→ **Your goal**
Update the material below by replacing "screenshot" with "image" everywhere and leaving everything else unchanged. Leave the pictures out of your answer.

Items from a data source
^^^^^^^^

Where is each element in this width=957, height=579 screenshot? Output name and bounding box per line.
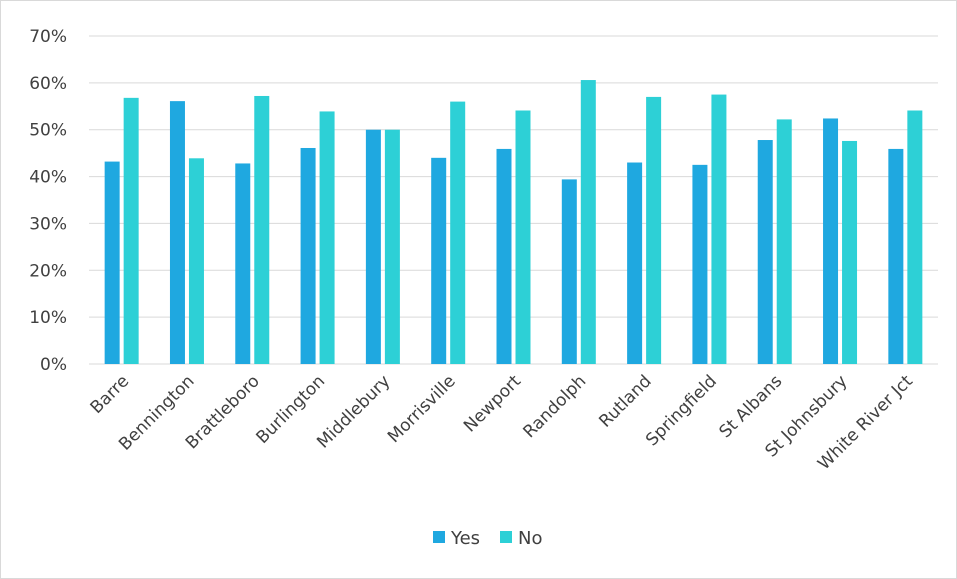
- bars: [104, 80, 923, 365]
- legend-swatch-no: [500, 531, 512, 543]
- bar-no-st-johnsbury: [842, 140, 858, 364]
- bar-no-white-river-jct: [907, 110, 923, 364]
- bar-no-barre: [123, 97, 139, 364]
- bar-yes-rutland: [627, 162, 643, 364]
- bar-yes-bennington: [169, 101, 185, 364]
- legend-swatch-yes: [433, 531, 445, 543]
- x-tick-label: Barre: [87, 371, 134, 418]
- y-tick-label: 30%: [29, 214, 67, 234]
- bar-yes-brattleboro: [235, 163, 251, 364]
- legend-label-yes: Yes: [450, 528, 480, 549]
- bar-no-middlebury: [384, 129, 400, 364]
- gridlines: [89, 35, 938, 365]
- bar-no-randolph: [580, 80, 596, 364]
- x-axis-ticks: BarreBenningtonBrattleboroBurlingtonMidd…: [87, 371, 917, 474]
- bar-yes-white-river-jct: [888, 148, 904, 364]
- bar-yes-middlebury: [365, 129, 381, 364]
- x-tick-label: Rutland: [595, 371, 655, 431]
- bar-no-newport: [515, 110, 531, 364]
- y-tick-label: 10%: [29, 308, 67, 328]
- bar-yes-st-albans: [757, 140, 773, 364]
- y-axis-ticks: 0% 10% 20% 30% 40% 50% 60% 70%: [29, 27, 67, 375]
- bar-yes-burlington: [300, 147, 316, 364]
- bar-no-springfield: [711, 94, 727, 365]
- y-tick-label: 40%: [29, 168, 67, 188]
- bar-no-brattleboro: [254, 95, 270, 364]
- bar-yes-morrisville: [431, 157, 447, 364]
- y-tick-label: 50%: [29, 121, 67, 141]
- y-tick-label: 0%: [40, 355, 67, 375]
- x-tick-label: St Albans: [716, 371, 787, 442]
- bar-no-burlington: [319, 111, 335, 364]
- bar-no-bennington: [188, 158, 204, 364]
- y-tick-label: 60%: [29, 74, 67, 94]
- x-tick-label: Randolph: [520, 371, 591, 442]
- y-tick-label: 20%: [29, 261, 67, 281]
- x-tick-label: Newport: [460, 371, 525, 436]
- bar-no-st-albans: [776, 119, 792, 364]
- legend-label-no: No: [518, 528, 542, 549]
- bar-yes-st-johnsbury: [823, 118, 839, 365]
- bar-no-morrisville: [450, 101, 466, 364]
- x-tick-label: Morrisville: [384, 371, 460, 447]
- x-tick-label: Springfield: [642, 371, 721, 450]
- bar-yes-randolph: [561, 179, 577, 364]
- legend: Yes No: [433, 528, 542, 549]
- y-tick-label: 70%: [29, 27, 67, 47]
- bar-yes-newport: [496, 148, 512, 364]
- bar-yes-barre: [104, 161, 120, 364]
- bar-no-rutland: [646, 96, 662, 365]
- bar-yes-springfield: [692, 164, 708, 364]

^^^^^^^^

→ **Solution**
Where is each element in this width=957, height=579 image? Output name and bounding box per line.
- bars: [104, 80, 923, 365]
- legend-swatch-no: [500, 531, 512, 543]
- bar-no-st-johnsbury: [842, 140, 858, 364]
- bar-no-white-river-jct: [907, 110, 923, 364]
- bar-no-barre: [123, 97, 139, 364]
- bar-yes-rutland: [627, 162, 643, 364]
- bar-yes-bennington: [169, 101, 185, 364]
- legend-swatch-yes: [433, 531, 445, 543]
- x-tick-label: Barre: [87, 371, 134, 418]
- y-tick-label: 30%: [29, 214, 67, 234]
- bar-yes-brattleboro: [235, 163, 251, 364]
- legend-label-yes: Yes: [450, 528, 480, 549]
- bar-no-middlebury: [384, 129, 400, 364]
- gridlines: [89, 35, 938, 365]
- bar-no-randolph: [580, 80, 596, 364]
- x-axis-ticks: BarreBenningtonBrattleboroBurlingtonMidd…: [87, 371, 917, 474]
- bar-yes-white-river-jct: [888, 148, 904, 364]
- bar-yes-middlebury: [365, 129, 381, 364]
- x-tick-label: Rutland: [595, 371, 655, 431]
- bar-no-newport: [515, 110, 531, 364]
- y-tick-label: 10%: [29, 308, 67, 328]
- bar-yes-st-albans: [757, 140, 773, 364]
- y-axis-ticks: 0% 10% 20% 30% 40% 50% 60% 70%: [29, 27, 67, 375]
- bar-yes-burlington: [300, 147, 316, 364]
- bar-no-springfield: [711, 94, 727, 365]
- y-tick-label: 40%: [29, 168, 67, 188]
- bar-no-brattleboro: [254, 95, 270, 364]
- bar-yes-morrisville: [431, 157, 447, 364]
- y-tick-label: 50%: [29, 121, 67, 141]
- y-tick-label: 0%: [40, 355, 67, 375]
- x-tick-label: St Albans: [716, 371, 787, 442]
- bar-no-burlington: [319, 111, 335, 364]
- bar-no-bennington: [188, 158, 204, 364]
- y-tick-label: 60%: [29, 74, 67, 94]
- x-tick-label: Randolph: [520, 371, 591, 442]
- y-tick-label: 20%: [29, 261, 67, 281]
- x-tick-label: Newport: [460, 371, 525, 436]
- bar-no-st-albans: [776, 119, 792, 364]
- legend-label-no: No: [518, 528, 542, 549]
- bar-yes-st-johnsbury: [823, 118, 839, 365]
- bar-no-morrisville: [450, 101, 466, 364]
- x-tick-label: Morrisville: [384, 371, 460, 447]
- x-tick-label: Springfield: [642, 371, 721, 450]
- bar-yes-randolph: [561, 179, 577, 364]
- legend: Yes No: [433, 528, 542, 549]
- y-tick-label: 70%: [29, 27, 67, 47]
- bar-yes-newport: [496, 148, 512, 364]
- bar-yes-barre: [104, 161, 120, 364]
- bar-no-rutland: [646, 96, 662, 365]
- bar-yes-springfield: [692, 164, 708, 364]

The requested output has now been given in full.